Problem details :: Gather, from the data below, each line in which the word "Output" occurs.

Task input ::
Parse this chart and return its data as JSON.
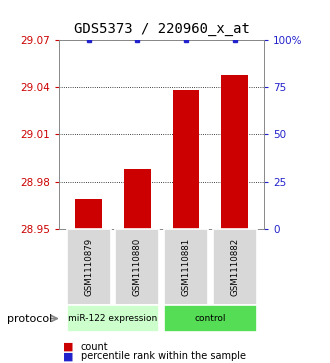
{
  "title": "GDS5373 / 220960_x_at",
  "samples": [
    "GSM1110879",
    "GSM1110880",
    "GSM1110881",
    "GSM1110882"
  ],
  "counts": [
    28.969,
    28.988,
    29.038,
    29.048
  ],
  "percentiles": [
    100,
    100,
    100,
    100
  ],
  "ylim": [
    28.95,
    29.07
  ],
  "yticks": [
    28.95,
    28.98,
    29.01,
    29.04,
    29.07
  ],
  "ytick_labels": [
    "28.95",
    "28.98",
    "29.01",
    "29.04",
    "29.07"
  ],
  "right_yticks": [
    0,
    25,
    50,
    75,
    100
  ],
  "right_ytick_labels": [
    "0",
    "25",
    "50",
    "75",
    "100%"
  ],
  "bar_color": "#cc0000",
  "dot_color": "#2222cc",
  "group1_label": "miR-122 expression",
  "group2_label": "control",
  "group1_color": "#ccffcc",
  "group2_color": "#55dd55",
  "protocol_label": "protocol",
  "legend_count_label": "count",
  "legend_pct_label": "percentile rank within the sample",
  "title_fontsize": 10,
  "sample_box_color": "#d8d8d8",
  "bar_width": 0.55
}
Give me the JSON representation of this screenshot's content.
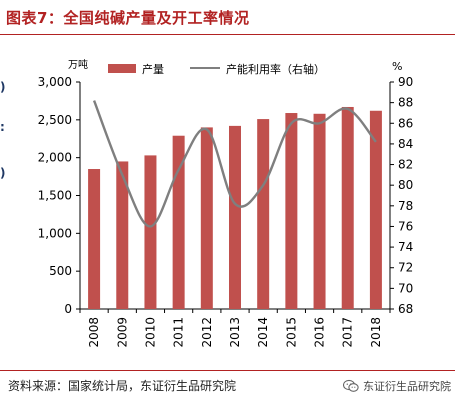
{
  "header": {
    "title": "图表7：全国纯碱产量及开工率情况"
  },
  "footer": {
    "source": "资料来源：国家统计局，东证衍生品研究院",
    "brand": "东证衍生品研究院"
  },
  "colors": {
    "accent": "#b22222",
    "bar": "#c0504d",
    "line": "#7f7f7f",
    "side_marks": "#1f3864"
  },
  "icons": {
    "brand": "wechat-icon"
  },
  "chart_data": {
    "type": "bar",
    "categories": [
      "2008",
      "2009",
      "2010",
      "2011",
      "2012",
      "2013",
      "2014",
      "2015",
      "2016",
      "2017",
      "2018"
    ],
    "series": [
      {
        "name": "产量",
        "type": "bar",
        "axis": "left",
        "values": [
          1850,
          1950,
          2030,
          2290,
          2400,
          2420,
          2510,
          2590,
          2580,
          2670,
          2620
        ]
      },
      {
        "name": "产能利用率（右轴）",
        "type": "line",
        "axis": "right",
        "values": [
          88.2,
          81.0,
          76.0,
          81.5,
          85.4,
          78.2,
          80.0,
          86.0,
          86.0,
          87.4,
          84.2
        ]
      }
    ],
    "y_left": {
      "unit": "万吨",
      "lim": [
        0,
        3000
      ],
      "ticks": [
        "0",
        "500",
        "1,000",
        "1,500",
        "2,000",
        "2,500",
        "3,000"
      ]
    },
    "y_right": {
      "unit": "%",
      "lim": [
        68,
        90
      ],
      "ticks": [
        "68",
        "70",
        "72",
        "74",
        "76",
        "78",
        "80",
        "82",
        "84",
        "86",
        "88",
        "90"
      ]
    },
    "grid": false,
    "legend": "top-center"
  }
}
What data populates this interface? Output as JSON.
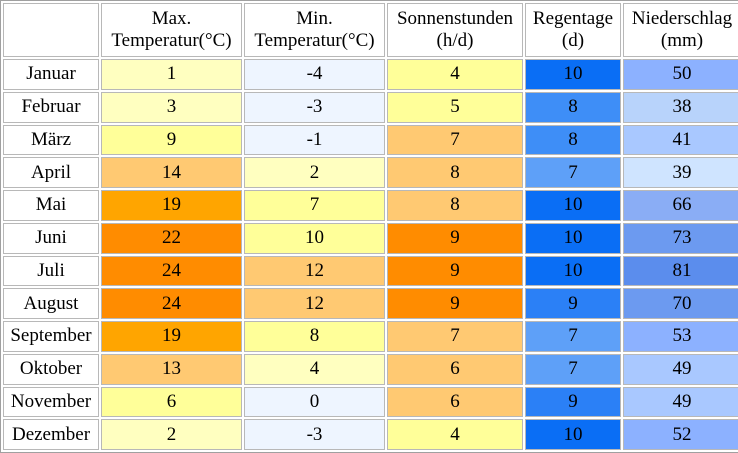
{
  "table": {
    "headers": [
      {
        "key": "month",
        "lines": [
          "",
          ""
        ]
      },
      {
        "key": "max_temp",
        "lines": [
          "Max.",
          "Temperatur(°C)"
        ]
      },
      {
        "key": "min_temp",
        "lines": [
          "Min.",
          "Temperatur(°C)"
        ]
      },
      {
        "key": "sun",
        "lines": [
          "Sonnenstunden",
          "(h/d)"
        ]
      },
      {
        "key": "rain_days",
        "lines": [
          "Regentage",
          "(d)"
        ]
      },
      {
        "key": "precip",
        "lines": [
          "Niederschlag",
          "(mm)"
        ]
      }
    ],
    "rows": [
      {
        "month": "Januar",
        "max_temp": "1",
        "min_temp": "-4",
        "sun": "4",
        "rain_days": "10",
        "precip": "50",
        "colors": {
          "max_temp": "#ffffc0",
          "min_temp": "#eef5ff",
          "sun": "#ffff99",
          "rain_days": "#0a6ef5",
          "precip": "#8cb1ff"
        }
      },
      {
        "month": "Februar",
        "max_temp": "3",
        "min_temp": "-3",
        "sun": "5",
        "rain_days": "8",
        "precip": "38",
        "colors": {
          "max_temp": "#ffffc0",
          "min_temp": "#eef5ff",
          "sun": "#ffff99",
          "rain_days": "#3e8ef7",
          "precip": "#b8d3fb"
        }
      },
      {
        "month": "März",
        "max_temp": "9",
        "min_temp": "-1",
        "sun": "7",
        "rain_days": "8",
        "precip": "41",
        "colors": {
          "max_temp": "#ffff99",
          "min_temp": "#eef5ff",
          "sun": "#ffc972",
          "rain_days": "#3e8ef7",
          "precip": "#a9c8ff"
        }
      },
      {
        "month": "April",
        "max_temp": "14",
        "min_temp": "2",
        "sun": "8",
        "rain_days": "7",
        "precip": "39",
        "colors": {
          "max_temp": "#ffc972",
          "min_temp": "#ffffc0",
          "sun": "#ffc972",
          "rain_days": "#5ea0f8",
          "precip": "#cfe4ff"
        }
      },
      {
        "month": "Mai",
        "max_temp": "19",
        "min_temp": "7",
        "sun": "8",
        "rain_days": "10",
        "precip": "66",
        "colors": {
          "max_temp": "#ffa500",
          "min_temp": "#ffff99",
          "sun": "#ffc972",
          "rain_days": "#0a6ef5",
          "precip": "#8aadf5"
        }
      },
      {
        "month": "Juni",
        "max_temp": "22",
        "min_temp": "10",
        "sun": "9",
        "rain_days": "10",
        "precip": "73",
        "colors": {
          "max_temp": "#ff8c00",
          "min_temp": "#ffff99",
          "sun": "#ff8c00",
          "rain_days": "#0a6ef5",
          "precip": "#6c9af0"
        }
      },
      {
        "month": "Juli",
        "max_temp": "24",
        "min_temp": "12",
        "sun": "9",
        "rain_days": "10",
        "precip": "81",
        "colors": {
          "max_temp": "#ff8c00",
          "min_temp": "#ffc972",
          "sun": "#ff8c00",
          "rain_days": "#0a6ef5",
          "precip": "#5b8ded"
        }
      },
      {
        "month": "August",
        "max_temp": "24",
        "min_temp": "12",
        "sun": "9",
        "rain_days": "9",
        "precip": "70",
        "colors": {
          "max_temp": "#ff8c00",
          "min_temp": "#ffc972",
          "sun": "#ff8c00",
          "rain_days": "#2b80f6",
          "precip": "#6c9af0"
        }
      },
      {
        "month": "September",
        "max_temp": "19",
        "min_temp": "8",
        "sun": "7",
        "rain_days": "7",
        "precip": "53",
        "colors": {
          "max_temp": "#ffa500",
          "min_temp": "#ffff99",
          "sun": "#ffc972",
          "rain_days": "#5ea0f8",
          "precip": "#8cb1ff"
        }
      },
      {
        "month": "Oktober",
        "max_temp": "13",
        "min_temp": "4",
        "sun": "6",
        "rain_days": "7",
        "precip": "49",
        "colors": {
          "max_temp": "#ffc972",
          "min_temp": "#ffffc0",
          "sun": "#ffc972",
          "rain_days": "#5ea0f8",
          "precip": "#a9c8ff"
        }
      },
      {
        "month": "November",
        "max_temp": "6",
        "min_temp": "0",
        "sun": "6",
        "rain_days": "9",
        "precip": "49",
        "colors": {
          "max_temp": "#ffff99",
          "min_temp": "#eef5ff",
          "sun": "#ffc972",
          "rain_days": "#2b80f6",
          "precip": "#a9c8ff"
        }
      },
      {
        "month": "Dezember",
        "max_temp": "2",
        "min_temp": "-3",
        "sun": "4",
        "rain_days": "10",
        "precip": "52",
        "colors": {
          "max_temp": "#ffffc0",
          "min_temp": "#eef5ff",
          "sun": "#ffff99",
          "rain_days": "#0a6ef5",
          "precip": "#8cb1ff"
        }
      }
    ]
  }
}
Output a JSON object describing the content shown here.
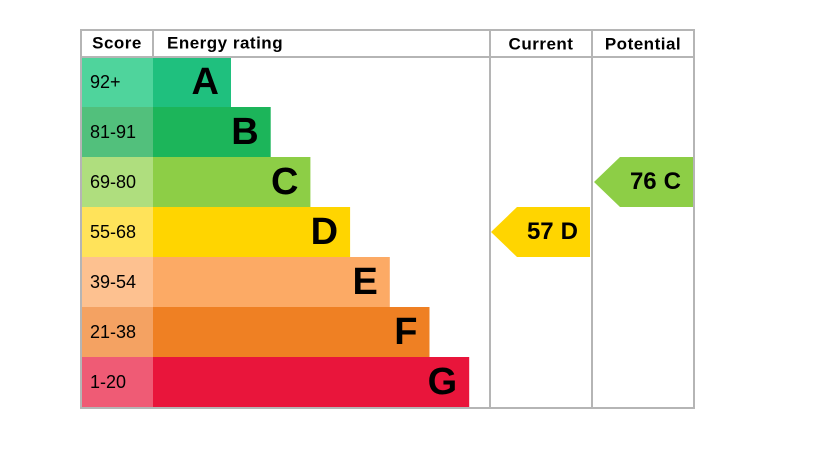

Result for this task ::
What data populates this interface? Output as JSON.
Output a JSON object describing the content shown here.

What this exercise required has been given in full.